***** Exercise material

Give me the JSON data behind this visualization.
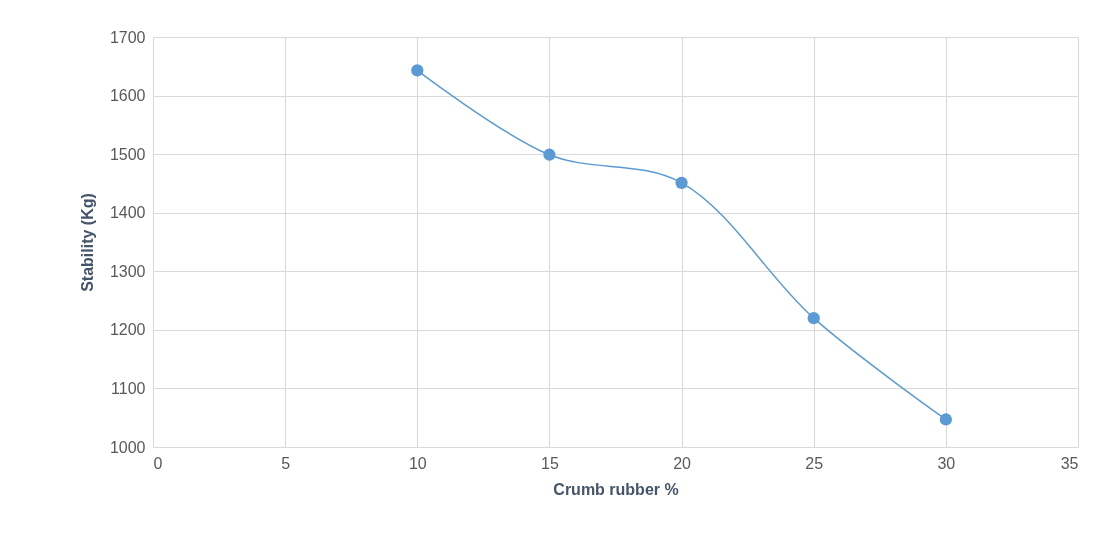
{
  "chart_data": {
    "type": "line",
    "xlabel": "Crumb rubber %",
    "ylabel": "Stability (Kg)",
    "x": [
      10,
      15,
      20,
      25,
      30
    ],
    "series": [
      {
        "color": "#5b9bd5",
        "values": [
          1643,
          1499,
          1451,
          1220,
          1047
        ]
      }
    ],
    "xlim": [
      0,
      35
    ],
    "xticks": [
      0,
      5,
      10,
      15,
      20,
      25,
      30,
      35
    ],
    "ylim": [
      1000,
      1700
    ],
    "yticks": [
      1000,
      1100,
      1200,
      1300,
      1400,
      1500,
      1600,
      1700
    ],
    "grid": true,
    "marker": "circle",
    "line_style": "solid",
    "legend": false
  }
}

**********

Restate each entry word for word, please, but drop any images it holds.

__Written solution__
Give me the JSON data behind this visualization.
{
  "chart_data": {
    "type": "line",
    "xlabel": "Crumb rubber %",
    "ylabel": "Stability (Kg)",
    "x": [
      10,
      15,
      20,
      25,
      30
    ],
    "series": [
      {
        "color": "#5b9bd5",
        "values": [
          1643,
          1499,
          1451,
          1220,
          1047
        ]
      }
    ],
    "xlim": [
      0,
      35
    ],
    "xticks": [
      0,
      5,
      10,
      15,
      20,
      25,
      30,
      35
    ],
    "ylim": [
      1000,
      1700
    ],
    "yticks": [
      1000,
      1100,
      1200,
      1300,
      1400,
      1500,
      1600,
      1700
    ],
    "grid": true,
    "marker": "circle",
    "line_style": "solid",
    "legend": false
  }
}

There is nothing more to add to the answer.